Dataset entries
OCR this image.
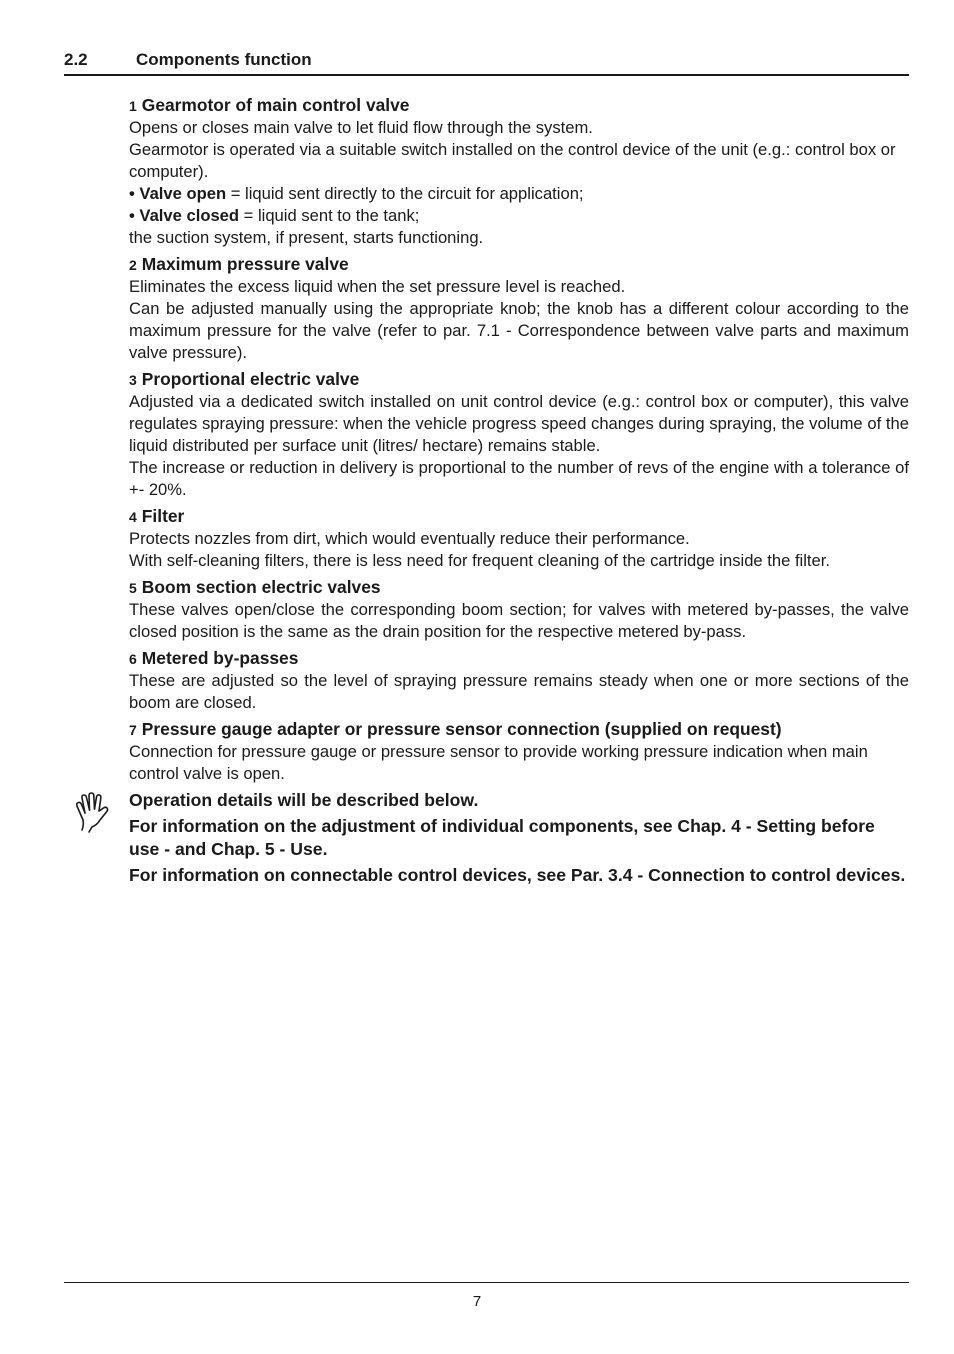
2.2	Components function
1 Gearmotor of main control valve

Opens or closes main valve to let fluid flow through the system.

Gearmotor is operated via a suitable switch installed on the control device of the unit (e.g.: control box or computer).

• Valve open = liquid sent directly to the circuit for application;

• Valve closed = liquid sent to the tank;

the suction system, if present, starts functioning.

2 Maximum pressure valve

Eliminates the excess liquid when the set pressure level is reached.

Can be adjusted manually using the appropriate knob; the knob has a different colour according to the maximum pressure for the valve (refer to par. 7.1 - Correspondence between valve parts and maximum valve pressure).

3 Proportional electric valve

Adjusted via a dedicated switch installed on unit control device (e.g.: control box or computer), this valve regulates spraying pressure: when the vehicle progress speed changes during spraying, the volume of the liquid distributed per surface unit (litres/ hectare) remains stable.

The increase or reduction in delivery is proportional to the number of revs of the engine with a tolerance of +- 20%.

4 Filter

Protects nozzles from dirt, which would eventually reduce their performance.

With self-cleaning filters, there is less need for frequent cleaning of the cartridge inside the filter.

5 Boom section electric valves

These valves open/close the corresponding boom section; for valves with metered by-passes, the valve closed position is the same as the drain position for the respective metered by-pass.

6 Metered by-passes

These are adjusted so the level of spraying pressure remains steady when one or more sections of the boom are closed.

7 Pressure gauge adapter or pressure sensor connection (supplied on request)

Connection for pressure gauge or pressure sensor to provide working pressure indication when main control valve is open.

Operation details will be described below.

For information on the adjustment of individual components, see Chap. 4 - Setting before use - and Chap. 5 - Use.

For information on connectable control devices, see Par. 3.4 - Connection to control devices.

7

▶ _Problem details_: Please write out all the data again word for word, but not the pictures.

▶ _Output for this task_:
OCR this image.
2.2	Components function
1 Gearmotor of main control valve

Opens or closes main valve to let fluid flow through the system.

Gearmotor is operated via a suitable switch installed on the control device of the unit (e.g.: control box or computer).

• Valve open = liquid sent directly to the circuit for application;

• Valve closed = liquid sent to the tank;

the suction system, if present, starts functioning.

2 Maximum pressure valve

Eliminates the excess liquid when the set pressure level is reached.

Can be adjusted manually using the appropriate knob; the knob has a different colour according to the maximum pressure for the valve (refer to par. 7.1 - Correspondence between valve parts and maximum valve pressure).

3 Proportional electric valve

Adjusted via a dedicated switch installed on unit control device (e.g.: control box or computer), this valve regulates spraying pressure: when the vehicle progress speed changes during spraying, the volume of the liquid distributed per surface unit (litres/ hectare) remains stable.

The increase or reduction in delivery is proportional to the number of revs of the engine with a tolerance of +- 20%.

4 Filter

Protects nozzles from dirt, which would eventually reduce their performance.

With self-cleaning filters, there is less need for frequent cleaning of the cartridge inside the filter.

5 Boom section electric valves

These valves open/close the corresponding boom section; for valves with metered by-passes, the valve closed position is the same as the drain position for the respective metered by-pass.

6 Metered by-passes

These are adjusted so the level of spraying pressure remains steady when one or more sections of the boom are closed.

7 Pressure gauge adapter or pressure sensor connection (supplied on request)

Connection for pressure gauge or pressure sensor to provide working pressure indication when main control valve is open.

Operation details will be described below.

For information on the adjustment of individual components, see Chap. 4 - Setting before use - and Chap. 5 - Use.

For information on connectable control devices, see Par. 3.4 - Connection to control devices.

7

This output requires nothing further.